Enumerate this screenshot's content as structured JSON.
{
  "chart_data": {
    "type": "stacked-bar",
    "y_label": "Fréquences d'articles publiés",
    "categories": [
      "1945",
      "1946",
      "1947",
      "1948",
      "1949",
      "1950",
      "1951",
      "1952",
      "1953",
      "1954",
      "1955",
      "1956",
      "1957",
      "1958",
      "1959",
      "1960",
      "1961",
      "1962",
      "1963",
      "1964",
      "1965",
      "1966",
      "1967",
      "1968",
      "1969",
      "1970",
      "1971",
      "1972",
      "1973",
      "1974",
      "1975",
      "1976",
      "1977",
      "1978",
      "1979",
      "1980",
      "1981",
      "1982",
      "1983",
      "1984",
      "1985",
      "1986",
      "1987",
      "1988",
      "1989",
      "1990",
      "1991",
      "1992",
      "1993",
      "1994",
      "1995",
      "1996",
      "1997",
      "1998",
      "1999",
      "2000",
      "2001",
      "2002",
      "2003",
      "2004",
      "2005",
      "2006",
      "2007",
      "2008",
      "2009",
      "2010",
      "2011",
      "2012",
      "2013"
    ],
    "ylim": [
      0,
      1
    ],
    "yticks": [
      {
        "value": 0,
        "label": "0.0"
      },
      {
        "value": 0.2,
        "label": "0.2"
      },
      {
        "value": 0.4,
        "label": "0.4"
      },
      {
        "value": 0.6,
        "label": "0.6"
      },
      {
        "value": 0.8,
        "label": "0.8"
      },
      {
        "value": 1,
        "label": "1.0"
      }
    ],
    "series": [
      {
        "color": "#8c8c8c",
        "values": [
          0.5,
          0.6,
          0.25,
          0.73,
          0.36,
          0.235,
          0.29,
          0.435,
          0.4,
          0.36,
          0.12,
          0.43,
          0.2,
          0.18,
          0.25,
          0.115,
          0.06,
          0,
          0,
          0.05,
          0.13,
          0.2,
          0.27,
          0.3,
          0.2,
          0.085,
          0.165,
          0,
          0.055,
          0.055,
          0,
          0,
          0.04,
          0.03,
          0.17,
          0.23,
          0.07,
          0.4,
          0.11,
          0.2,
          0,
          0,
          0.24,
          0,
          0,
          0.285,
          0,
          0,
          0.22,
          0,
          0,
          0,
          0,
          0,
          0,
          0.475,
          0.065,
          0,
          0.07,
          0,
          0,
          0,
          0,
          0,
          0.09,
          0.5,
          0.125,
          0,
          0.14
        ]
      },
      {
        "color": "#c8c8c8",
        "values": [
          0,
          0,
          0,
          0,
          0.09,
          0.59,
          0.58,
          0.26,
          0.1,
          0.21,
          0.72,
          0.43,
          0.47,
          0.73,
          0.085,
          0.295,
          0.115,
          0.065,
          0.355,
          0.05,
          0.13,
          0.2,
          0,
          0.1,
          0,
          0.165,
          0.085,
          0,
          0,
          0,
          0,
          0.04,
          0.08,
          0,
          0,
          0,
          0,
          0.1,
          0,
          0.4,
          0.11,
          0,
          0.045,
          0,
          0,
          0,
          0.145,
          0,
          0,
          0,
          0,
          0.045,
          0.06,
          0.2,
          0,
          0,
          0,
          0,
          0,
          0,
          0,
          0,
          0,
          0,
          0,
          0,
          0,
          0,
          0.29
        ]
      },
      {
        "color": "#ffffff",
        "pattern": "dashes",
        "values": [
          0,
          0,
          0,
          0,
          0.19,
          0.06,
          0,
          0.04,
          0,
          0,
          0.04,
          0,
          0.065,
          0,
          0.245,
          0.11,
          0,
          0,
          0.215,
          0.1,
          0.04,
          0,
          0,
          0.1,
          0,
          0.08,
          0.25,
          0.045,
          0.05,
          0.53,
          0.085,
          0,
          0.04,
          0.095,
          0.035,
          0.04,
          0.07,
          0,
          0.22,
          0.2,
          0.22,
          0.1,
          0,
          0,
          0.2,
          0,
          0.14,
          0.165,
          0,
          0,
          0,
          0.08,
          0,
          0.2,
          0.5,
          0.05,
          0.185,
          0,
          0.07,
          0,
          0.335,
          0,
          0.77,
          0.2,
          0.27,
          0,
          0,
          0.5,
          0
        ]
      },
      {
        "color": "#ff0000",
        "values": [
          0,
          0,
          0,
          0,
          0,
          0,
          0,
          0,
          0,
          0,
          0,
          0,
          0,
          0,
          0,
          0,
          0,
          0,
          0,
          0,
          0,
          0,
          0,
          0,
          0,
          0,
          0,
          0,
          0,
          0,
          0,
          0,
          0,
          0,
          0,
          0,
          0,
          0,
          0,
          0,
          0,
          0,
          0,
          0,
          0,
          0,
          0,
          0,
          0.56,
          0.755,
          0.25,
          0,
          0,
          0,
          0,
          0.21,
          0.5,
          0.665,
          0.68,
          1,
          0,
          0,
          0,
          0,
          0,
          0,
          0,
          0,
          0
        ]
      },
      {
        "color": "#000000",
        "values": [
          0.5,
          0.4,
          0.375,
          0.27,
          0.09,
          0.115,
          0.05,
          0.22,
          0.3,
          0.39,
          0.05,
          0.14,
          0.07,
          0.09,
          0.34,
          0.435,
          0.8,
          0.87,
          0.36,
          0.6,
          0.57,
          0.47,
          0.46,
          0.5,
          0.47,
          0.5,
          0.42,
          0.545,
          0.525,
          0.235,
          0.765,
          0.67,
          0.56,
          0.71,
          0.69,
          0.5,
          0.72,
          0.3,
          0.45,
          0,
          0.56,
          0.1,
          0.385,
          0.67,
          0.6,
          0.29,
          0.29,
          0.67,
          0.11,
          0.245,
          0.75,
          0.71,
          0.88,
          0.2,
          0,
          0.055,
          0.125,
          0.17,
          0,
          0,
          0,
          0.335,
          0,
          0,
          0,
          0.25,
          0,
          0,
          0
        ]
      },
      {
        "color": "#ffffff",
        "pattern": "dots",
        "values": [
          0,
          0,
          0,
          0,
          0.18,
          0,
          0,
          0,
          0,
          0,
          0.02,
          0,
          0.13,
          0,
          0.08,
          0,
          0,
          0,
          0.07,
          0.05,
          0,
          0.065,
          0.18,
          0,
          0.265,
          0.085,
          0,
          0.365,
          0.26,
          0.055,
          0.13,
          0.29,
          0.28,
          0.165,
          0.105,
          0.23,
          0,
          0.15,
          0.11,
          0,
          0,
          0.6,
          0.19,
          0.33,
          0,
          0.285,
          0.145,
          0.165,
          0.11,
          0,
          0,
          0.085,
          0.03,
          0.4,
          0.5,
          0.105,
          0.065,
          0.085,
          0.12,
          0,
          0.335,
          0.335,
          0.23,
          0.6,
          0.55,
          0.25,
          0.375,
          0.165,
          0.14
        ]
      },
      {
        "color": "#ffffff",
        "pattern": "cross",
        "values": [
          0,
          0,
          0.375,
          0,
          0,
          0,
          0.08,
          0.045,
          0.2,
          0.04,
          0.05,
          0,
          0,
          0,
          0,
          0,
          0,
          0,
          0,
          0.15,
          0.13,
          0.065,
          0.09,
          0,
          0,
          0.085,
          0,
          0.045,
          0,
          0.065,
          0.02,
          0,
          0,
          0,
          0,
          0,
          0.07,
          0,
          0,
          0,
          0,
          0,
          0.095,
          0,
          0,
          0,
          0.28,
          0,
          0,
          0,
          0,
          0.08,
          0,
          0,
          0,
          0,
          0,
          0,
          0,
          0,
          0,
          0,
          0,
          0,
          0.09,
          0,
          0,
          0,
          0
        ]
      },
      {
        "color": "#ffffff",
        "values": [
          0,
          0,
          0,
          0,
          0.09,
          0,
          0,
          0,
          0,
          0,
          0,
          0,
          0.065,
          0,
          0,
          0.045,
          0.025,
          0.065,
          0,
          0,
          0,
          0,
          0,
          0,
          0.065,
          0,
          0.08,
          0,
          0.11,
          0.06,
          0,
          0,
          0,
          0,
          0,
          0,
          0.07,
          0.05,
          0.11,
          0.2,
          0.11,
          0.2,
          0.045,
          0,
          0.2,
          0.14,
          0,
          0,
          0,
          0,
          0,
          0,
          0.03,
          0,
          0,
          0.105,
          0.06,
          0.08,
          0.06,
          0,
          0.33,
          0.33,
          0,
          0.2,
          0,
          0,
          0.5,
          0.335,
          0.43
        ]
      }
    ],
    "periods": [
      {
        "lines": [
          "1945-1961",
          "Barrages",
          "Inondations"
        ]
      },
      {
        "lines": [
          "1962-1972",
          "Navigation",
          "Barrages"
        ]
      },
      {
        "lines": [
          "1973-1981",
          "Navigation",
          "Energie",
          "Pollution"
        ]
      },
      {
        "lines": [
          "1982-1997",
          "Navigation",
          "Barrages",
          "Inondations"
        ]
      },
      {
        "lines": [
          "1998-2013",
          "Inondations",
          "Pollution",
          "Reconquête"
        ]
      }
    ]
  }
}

☆ ☆ ☆ ☆ ☆

Search the records for the string "pattern" and return every line in which it occurs.

**OUTPUT OF THE TASK**
        "pattern": "dashes",
        "pattern": "dots",
        "pattern": "cross",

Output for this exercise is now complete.